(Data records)

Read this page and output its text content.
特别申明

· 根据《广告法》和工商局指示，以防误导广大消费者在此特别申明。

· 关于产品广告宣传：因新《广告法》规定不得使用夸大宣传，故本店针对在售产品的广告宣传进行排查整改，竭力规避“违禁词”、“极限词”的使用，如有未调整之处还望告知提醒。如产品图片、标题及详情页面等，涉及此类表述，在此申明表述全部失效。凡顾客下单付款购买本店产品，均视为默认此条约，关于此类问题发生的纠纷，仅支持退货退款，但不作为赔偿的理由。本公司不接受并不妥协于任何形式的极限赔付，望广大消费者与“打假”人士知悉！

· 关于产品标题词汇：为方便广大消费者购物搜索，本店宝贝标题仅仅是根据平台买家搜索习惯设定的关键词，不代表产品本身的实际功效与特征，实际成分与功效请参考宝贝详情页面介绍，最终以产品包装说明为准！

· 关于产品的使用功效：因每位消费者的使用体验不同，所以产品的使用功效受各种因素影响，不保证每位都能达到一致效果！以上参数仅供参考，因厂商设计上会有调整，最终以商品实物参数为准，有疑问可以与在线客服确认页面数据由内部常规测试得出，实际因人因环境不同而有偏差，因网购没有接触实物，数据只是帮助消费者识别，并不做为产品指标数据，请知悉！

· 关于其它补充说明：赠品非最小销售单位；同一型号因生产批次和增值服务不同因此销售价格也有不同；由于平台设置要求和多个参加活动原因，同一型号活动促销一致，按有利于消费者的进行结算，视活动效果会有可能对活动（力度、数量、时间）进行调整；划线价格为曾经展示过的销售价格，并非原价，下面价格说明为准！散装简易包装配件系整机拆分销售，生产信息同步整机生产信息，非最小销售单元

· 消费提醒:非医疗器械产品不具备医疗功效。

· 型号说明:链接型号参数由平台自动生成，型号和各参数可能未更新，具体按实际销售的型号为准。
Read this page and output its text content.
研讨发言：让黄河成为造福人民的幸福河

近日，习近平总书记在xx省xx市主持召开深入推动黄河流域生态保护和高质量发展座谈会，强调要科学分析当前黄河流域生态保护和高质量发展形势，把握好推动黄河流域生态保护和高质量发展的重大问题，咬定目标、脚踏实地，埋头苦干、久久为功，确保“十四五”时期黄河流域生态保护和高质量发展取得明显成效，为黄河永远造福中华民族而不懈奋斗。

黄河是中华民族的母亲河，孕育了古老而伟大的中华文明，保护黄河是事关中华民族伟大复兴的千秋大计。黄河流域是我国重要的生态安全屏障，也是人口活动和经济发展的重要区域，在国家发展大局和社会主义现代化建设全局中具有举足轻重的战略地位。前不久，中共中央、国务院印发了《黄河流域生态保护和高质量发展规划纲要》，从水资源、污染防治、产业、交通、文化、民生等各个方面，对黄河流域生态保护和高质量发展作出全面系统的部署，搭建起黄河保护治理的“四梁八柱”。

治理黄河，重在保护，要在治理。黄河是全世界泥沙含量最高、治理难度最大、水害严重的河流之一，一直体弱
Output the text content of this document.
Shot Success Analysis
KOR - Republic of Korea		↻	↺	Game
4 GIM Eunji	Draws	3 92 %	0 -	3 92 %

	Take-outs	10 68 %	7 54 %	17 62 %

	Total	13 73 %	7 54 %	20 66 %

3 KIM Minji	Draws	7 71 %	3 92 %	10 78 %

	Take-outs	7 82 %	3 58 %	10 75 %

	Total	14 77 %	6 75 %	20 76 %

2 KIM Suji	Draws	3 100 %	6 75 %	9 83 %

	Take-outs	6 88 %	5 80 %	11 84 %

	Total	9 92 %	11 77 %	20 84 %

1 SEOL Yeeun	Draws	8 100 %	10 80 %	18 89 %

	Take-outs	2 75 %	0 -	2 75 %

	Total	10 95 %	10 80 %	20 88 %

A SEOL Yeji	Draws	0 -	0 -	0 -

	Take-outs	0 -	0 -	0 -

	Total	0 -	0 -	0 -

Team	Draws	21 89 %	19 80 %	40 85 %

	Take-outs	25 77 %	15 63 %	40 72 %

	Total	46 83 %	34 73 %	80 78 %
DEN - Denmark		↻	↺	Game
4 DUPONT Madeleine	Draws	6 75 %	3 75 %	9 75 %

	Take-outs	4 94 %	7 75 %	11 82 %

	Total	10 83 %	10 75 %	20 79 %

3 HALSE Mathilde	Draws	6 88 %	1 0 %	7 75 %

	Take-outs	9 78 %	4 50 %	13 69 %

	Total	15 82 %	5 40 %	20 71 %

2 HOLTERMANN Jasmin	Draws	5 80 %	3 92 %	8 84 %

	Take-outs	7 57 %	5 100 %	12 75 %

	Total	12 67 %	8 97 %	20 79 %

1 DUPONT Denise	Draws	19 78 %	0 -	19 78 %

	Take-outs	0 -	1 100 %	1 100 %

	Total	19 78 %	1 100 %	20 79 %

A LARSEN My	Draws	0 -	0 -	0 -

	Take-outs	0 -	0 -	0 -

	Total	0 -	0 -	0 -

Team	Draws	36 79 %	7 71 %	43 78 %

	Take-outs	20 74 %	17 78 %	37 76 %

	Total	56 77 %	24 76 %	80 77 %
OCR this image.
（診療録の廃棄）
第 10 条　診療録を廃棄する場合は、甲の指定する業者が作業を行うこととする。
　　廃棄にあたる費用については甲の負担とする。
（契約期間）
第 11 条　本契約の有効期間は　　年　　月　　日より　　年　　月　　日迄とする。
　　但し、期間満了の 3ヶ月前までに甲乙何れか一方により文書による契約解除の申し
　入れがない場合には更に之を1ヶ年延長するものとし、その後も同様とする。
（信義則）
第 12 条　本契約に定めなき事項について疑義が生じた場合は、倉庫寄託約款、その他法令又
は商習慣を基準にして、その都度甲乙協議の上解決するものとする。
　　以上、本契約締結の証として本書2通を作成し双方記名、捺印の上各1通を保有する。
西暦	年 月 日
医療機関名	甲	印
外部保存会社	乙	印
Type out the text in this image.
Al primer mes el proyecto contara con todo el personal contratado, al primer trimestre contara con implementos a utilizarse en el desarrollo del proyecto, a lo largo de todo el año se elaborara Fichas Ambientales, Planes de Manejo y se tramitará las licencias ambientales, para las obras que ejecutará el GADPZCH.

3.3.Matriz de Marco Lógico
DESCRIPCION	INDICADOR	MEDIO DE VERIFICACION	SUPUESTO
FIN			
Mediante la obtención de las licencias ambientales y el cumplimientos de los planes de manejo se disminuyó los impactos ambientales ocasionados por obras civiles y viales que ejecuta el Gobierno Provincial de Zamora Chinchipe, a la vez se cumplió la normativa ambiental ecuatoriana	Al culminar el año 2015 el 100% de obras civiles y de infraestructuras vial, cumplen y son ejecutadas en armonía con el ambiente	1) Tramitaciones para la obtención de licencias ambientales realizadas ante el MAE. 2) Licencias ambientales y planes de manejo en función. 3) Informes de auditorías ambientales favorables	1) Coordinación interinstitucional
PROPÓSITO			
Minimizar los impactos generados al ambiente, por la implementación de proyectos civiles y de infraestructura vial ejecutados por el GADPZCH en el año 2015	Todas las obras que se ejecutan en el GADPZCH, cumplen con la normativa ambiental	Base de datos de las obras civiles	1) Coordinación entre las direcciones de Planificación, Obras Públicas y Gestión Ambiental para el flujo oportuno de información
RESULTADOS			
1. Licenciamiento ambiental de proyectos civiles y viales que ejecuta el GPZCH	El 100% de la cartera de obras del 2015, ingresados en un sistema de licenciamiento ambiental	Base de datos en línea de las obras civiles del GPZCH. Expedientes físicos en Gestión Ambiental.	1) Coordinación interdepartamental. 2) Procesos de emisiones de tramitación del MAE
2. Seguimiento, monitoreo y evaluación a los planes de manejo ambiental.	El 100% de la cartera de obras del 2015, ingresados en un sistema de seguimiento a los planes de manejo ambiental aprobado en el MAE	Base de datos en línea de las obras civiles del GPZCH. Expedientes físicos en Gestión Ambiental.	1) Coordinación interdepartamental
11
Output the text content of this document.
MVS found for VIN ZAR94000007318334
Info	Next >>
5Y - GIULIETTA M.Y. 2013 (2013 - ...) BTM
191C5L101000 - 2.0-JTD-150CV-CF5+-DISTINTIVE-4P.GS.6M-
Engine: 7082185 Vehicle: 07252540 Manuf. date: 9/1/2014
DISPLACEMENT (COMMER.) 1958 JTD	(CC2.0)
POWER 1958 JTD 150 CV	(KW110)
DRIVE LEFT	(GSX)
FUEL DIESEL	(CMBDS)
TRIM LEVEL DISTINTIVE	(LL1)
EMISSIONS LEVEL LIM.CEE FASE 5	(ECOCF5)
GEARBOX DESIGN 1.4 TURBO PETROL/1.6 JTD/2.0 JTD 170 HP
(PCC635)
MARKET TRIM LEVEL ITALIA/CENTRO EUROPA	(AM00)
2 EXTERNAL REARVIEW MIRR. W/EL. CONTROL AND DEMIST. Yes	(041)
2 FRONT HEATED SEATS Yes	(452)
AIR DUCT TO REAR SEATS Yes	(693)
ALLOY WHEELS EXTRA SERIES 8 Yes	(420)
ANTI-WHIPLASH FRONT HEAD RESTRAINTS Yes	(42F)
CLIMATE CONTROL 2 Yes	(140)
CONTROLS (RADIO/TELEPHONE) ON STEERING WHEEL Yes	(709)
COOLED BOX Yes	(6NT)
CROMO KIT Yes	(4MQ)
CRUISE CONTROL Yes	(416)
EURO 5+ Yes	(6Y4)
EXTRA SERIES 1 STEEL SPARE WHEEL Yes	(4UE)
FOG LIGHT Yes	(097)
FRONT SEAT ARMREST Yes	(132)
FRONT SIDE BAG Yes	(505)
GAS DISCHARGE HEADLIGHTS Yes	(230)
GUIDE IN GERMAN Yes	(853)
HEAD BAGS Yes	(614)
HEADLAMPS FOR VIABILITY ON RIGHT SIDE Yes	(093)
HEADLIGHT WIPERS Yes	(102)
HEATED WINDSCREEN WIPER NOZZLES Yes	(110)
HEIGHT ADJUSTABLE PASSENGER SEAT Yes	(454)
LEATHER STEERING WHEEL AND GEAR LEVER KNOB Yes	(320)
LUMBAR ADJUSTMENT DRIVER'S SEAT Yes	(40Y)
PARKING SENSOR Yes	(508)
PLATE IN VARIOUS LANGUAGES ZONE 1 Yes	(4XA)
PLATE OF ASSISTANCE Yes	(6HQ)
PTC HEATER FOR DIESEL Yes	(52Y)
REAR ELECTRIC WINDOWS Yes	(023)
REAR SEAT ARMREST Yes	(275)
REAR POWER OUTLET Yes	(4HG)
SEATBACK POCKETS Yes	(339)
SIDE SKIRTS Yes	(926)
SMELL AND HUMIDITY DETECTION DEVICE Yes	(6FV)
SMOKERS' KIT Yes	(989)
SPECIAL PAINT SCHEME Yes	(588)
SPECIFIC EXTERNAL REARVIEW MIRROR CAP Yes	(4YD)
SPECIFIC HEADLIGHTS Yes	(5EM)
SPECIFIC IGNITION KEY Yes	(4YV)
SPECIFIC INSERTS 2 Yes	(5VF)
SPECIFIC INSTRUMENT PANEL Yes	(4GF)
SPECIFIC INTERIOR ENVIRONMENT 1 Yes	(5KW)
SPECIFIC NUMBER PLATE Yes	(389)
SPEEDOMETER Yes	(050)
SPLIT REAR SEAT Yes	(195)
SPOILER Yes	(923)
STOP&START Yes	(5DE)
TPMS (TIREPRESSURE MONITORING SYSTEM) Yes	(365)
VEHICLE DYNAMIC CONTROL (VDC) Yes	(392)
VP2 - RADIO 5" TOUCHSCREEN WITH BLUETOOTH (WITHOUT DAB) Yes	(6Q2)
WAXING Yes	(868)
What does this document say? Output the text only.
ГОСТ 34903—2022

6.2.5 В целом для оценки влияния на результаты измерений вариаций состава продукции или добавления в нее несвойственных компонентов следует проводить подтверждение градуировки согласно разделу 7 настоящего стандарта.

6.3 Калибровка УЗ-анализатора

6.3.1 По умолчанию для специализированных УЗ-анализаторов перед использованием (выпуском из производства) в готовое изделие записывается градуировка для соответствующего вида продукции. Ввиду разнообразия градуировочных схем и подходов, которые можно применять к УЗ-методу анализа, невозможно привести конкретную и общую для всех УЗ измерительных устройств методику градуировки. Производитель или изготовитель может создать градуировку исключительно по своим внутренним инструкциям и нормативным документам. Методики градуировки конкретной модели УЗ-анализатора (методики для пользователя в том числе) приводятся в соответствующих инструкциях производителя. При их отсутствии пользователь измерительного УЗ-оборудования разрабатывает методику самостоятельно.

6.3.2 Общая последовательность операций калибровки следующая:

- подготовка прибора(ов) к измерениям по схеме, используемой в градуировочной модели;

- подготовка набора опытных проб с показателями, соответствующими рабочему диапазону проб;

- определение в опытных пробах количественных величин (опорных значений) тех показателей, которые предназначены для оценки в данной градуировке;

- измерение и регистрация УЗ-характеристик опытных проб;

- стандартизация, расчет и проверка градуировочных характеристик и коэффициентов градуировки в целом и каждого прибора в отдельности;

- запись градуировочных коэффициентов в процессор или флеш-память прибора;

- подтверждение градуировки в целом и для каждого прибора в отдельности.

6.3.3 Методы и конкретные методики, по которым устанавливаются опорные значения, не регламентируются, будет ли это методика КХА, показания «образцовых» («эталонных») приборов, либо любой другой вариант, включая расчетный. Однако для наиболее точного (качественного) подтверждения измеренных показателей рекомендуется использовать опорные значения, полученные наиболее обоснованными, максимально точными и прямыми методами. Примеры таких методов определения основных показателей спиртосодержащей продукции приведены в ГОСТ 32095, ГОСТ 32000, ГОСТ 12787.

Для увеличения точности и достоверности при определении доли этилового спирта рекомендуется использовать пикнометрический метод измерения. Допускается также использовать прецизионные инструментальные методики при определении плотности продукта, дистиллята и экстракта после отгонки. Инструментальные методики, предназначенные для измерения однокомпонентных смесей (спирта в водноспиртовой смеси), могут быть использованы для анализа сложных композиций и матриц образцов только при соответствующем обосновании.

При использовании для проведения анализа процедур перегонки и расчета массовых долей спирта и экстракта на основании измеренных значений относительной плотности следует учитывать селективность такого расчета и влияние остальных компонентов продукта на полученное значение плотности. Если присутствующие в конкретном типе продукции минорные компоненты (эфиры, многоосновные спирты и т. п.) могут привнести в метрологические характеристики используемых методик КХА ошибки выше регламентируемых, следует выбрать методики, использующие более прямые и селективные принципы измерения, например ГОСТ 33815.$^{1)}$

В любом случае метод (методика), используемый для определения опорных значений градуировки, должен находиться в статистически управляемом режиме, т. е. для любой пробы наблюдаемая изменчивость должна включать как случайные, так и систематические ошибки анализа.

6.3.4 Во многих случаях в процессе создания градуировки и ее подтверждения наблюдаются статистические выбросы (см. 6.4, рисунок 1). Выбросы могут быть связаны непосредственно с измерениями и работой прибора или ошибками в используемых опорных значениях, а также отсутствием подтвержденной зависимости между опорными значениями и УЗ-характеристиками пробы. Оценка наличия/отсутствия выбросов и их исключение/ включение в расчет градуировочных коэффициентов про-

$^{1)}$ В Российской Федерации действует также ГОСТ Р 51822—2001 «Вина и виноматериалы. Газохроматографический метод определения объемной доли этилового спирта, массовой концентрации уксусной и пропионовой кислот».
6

**Your task**
Identify each line of the material where the word "SEATS" shows up, and copy it.

**Exercise response**
2 FRONT HEATED SEATS Yes	(452)
AIR DUCT TO REAR SEATS Yes	(693)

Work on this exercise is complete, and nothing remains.